■ Records for the task ■
----------------

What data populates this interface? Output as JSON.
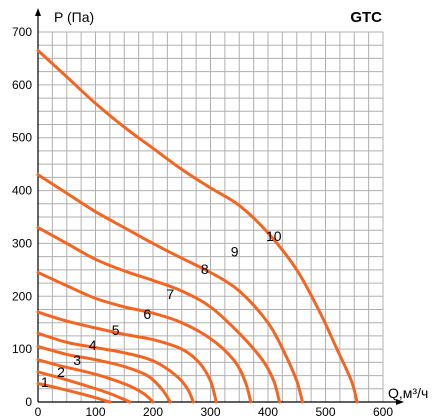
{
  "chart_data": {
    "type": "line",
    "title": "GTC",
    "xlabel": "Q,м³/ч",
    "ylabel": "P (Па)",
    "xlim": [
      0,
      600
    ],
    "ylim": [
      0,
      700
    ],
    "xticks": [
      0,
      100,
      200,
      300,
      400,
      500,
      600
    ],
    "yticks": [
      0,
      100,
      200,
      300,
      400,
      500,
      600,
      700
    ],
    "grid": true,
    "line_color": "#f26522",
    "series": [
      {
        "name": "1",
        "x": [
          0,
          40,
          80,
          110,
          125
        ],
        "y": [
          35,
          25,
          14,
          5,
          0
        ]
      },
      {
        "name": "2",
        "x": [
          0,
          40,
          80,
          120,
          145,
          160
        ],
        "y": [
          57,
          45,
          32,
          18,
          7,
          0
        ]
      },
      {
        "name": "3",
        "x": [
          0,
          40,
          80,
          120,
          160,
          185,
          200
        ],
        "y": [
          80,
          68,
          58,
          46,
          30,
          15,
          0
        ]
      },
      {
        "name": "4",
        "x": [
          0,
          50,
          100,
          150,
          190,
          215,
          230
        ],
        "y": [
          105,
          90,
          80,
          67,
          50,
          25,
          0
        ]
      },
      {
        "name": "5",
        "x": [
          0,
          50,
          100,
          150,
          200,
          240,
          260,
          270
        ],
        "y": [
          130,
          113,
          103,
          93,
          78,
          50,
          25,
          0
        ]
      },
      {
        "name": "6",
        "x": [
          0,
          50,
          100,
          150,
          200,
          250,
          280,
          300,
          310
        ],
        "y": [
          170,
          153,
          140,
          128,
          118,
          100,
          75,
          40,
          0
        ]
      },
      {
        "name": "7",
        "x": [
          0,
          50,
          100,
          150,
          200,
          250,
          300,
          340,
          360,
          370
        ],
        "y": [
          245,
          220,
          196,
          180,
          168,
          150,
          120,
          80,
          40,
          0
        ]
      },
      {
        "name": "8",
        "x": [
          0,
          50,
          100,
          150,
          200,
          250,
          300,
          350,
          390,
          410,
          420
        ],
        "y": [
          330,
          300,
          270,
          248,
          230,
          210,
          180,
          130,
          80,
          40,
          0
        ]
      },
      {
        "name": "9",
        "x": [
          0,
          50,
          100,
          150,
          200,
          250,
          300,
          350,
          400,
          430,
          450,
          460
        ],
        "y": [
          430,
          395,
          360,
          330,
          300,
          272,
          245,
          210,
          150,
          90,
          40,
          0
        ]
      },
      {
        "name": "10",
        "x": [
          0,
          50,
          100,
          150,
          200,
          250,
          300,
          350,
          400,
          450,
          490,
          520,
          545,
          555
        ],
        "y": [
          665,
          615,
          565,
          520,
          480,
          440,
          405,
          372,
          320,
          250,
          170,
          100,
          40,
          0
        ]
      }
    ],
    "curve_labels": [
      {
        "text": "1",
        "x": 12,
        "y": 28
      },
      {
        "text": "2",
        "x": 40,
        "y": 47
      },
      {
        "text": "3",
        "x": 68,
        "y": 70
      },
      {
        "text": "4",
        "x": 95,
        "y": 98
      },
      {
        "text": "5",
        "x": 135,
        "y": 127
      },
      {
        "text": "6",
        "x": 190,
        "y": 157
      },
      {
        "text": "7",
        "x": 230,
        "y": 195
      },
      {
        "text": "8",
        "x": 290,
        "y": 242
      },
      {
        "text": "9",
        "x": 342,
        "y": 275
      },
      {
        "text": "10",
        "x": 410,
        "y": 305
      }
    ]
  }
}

----------------

■ Task prompt ■
List every line in the records above that contains the word "name".

■ Response to this exercise ■
        "name": "1",
        "name": "2",
        "name": "3",
        "name": "4",
        "name": "5",
        "name": "6",
        "name": "7",
        "name": "8",
        "name": "9",
        "name": "10",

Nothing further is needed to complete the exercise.